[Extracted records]
<<<<

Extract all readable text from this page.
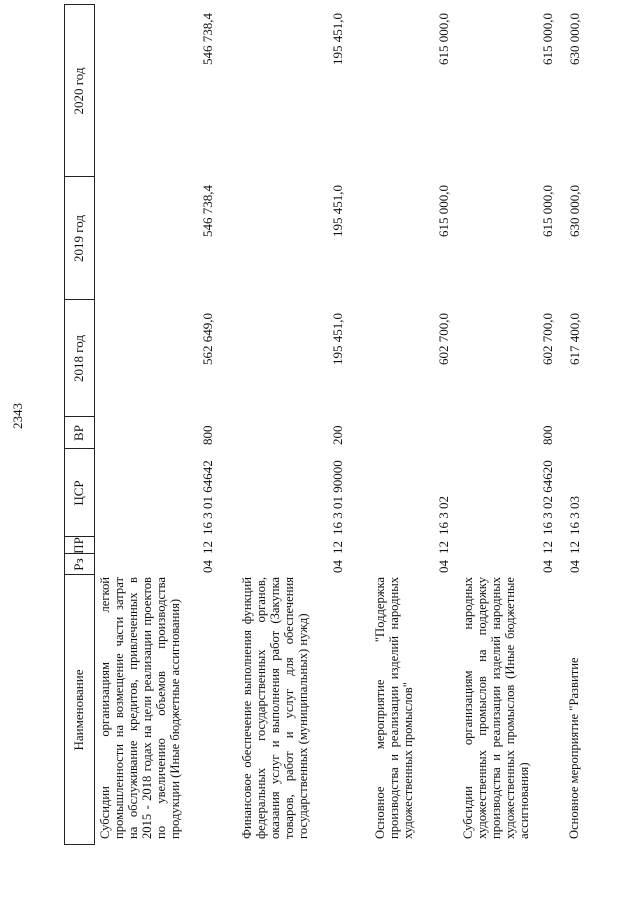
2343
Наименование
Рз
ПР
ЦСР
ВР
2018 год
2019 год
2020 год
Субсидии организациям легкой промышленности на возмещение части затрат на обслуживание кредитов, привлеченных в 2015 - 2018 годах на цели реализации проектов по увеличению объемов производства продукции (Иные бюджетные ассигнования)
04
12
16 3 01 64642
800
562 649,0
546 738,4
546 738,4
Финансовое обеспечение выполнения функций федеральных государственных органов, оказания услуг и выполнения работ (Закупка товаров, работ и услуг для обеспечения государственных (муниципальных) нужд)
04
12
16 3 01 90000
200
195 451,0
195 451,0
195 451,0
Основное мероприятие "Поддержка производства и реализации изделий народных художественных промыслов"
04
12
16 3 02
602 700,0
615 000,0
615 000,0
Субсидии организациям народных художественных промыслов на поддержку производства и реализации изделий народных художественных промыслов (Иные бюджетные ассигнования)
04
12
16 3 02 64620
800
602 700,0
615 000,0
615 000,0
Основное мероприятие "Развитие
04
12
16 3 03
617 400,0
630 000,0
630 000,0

>>>>
<<<<

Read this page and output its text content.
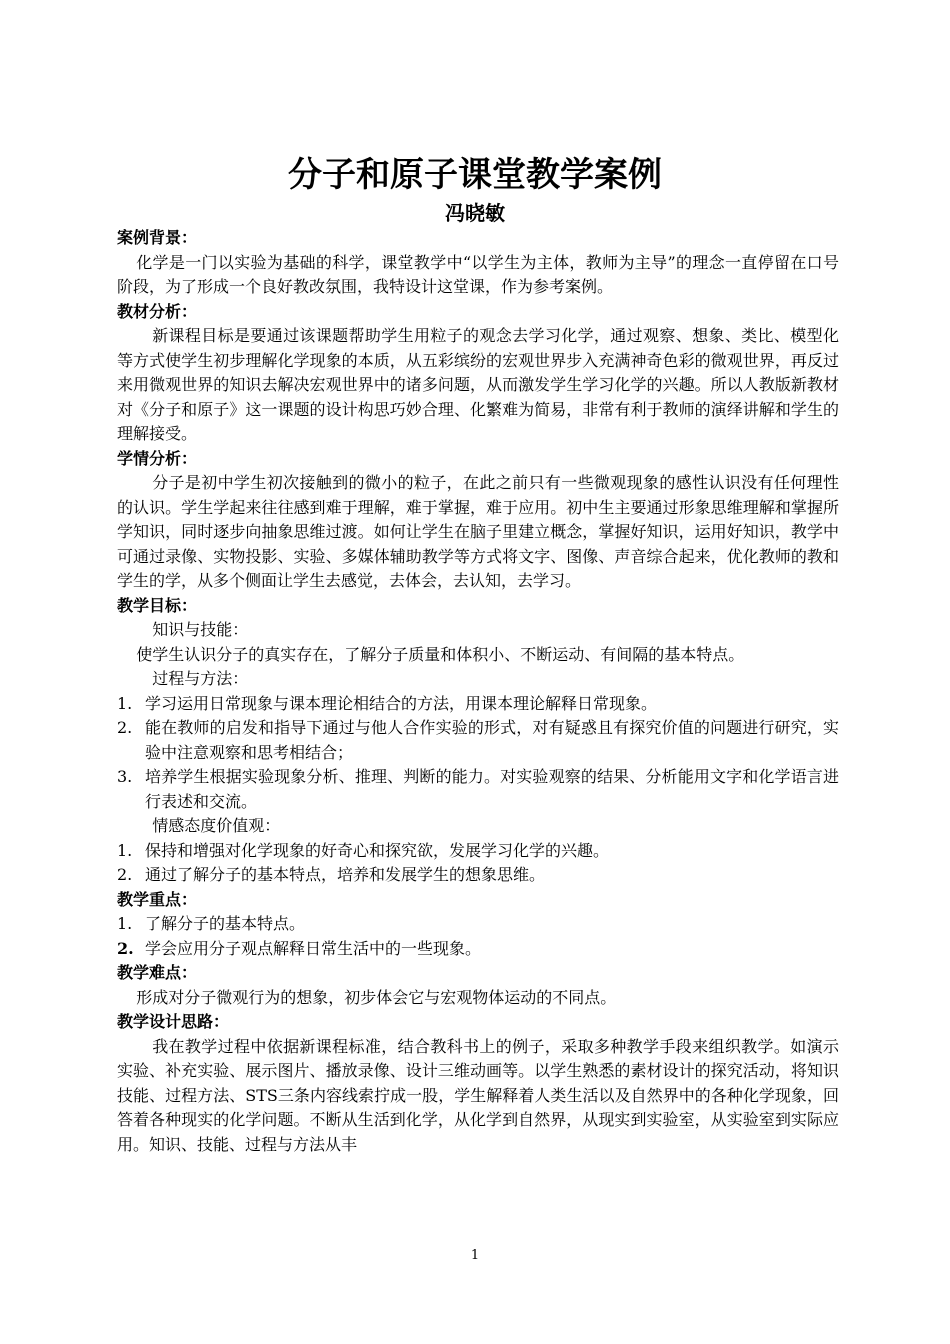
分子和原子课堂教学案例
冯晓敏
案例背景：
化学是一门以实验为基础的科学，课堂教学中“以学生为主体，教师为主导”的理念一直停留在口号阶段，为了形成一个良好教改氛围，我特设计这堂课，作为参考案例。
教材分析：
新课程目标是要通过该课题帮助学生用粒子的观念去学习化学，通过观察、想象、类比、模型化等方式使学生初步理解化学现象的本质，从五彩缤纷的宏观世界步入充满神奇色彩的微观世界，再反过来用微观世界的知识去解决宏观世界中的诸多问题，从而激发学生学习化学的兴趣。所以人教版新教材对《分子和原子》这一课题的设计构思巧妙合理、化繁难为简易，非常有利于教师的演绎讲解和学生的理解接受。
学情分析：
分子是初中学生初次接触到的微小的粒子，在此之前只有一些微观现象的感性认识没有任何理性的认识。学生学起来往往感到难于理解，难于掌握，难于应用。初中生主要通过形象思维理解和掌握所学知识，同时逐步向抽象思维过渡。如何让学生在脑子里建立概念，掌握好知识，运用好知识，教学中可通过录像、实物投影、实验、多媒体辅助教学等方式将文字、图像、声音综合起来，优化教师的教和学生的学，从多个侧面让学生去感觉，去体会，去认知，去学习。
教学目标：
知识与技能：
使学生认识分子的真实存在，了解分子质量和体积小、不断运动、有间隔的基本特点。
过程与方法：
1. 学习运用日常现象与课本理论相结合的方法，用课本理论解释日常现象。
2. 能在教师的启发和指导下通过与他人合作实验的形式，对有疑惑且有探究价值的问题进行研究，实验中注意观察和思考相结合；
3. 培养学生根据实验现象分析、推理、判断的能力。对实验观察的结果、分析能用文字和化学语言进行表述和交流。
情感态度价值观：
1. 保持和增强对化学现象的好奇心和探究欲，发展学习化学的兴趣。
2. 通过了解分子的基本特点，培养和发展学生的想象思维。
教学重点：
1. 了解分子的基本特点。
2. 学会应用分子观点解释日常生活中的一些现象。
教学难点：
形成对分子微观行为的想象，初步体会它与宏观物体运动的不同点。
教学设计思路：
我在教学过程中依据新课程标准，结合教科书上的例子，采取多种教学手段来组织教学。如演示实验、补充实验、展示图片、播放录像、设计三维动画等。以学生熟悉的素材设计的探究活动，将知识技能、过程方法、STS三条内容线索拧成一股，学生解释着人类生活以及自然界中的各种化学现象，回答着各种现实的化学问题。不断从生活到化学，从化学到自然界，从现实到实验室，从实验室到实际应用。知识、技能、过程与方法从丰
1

>>>>

• PROBLEM STATEMENT:
Show every line in the entries where the string "изделий" occurs.

• ANSWER:
Основное мероприятие "Поддержка производства и реализации изделий народных художественных промыслов"
Субсидии организациям народных художественных промыслов на поддержку производства и реализации изделий народных художественных промыслов (Иные бюджетные ассигнования)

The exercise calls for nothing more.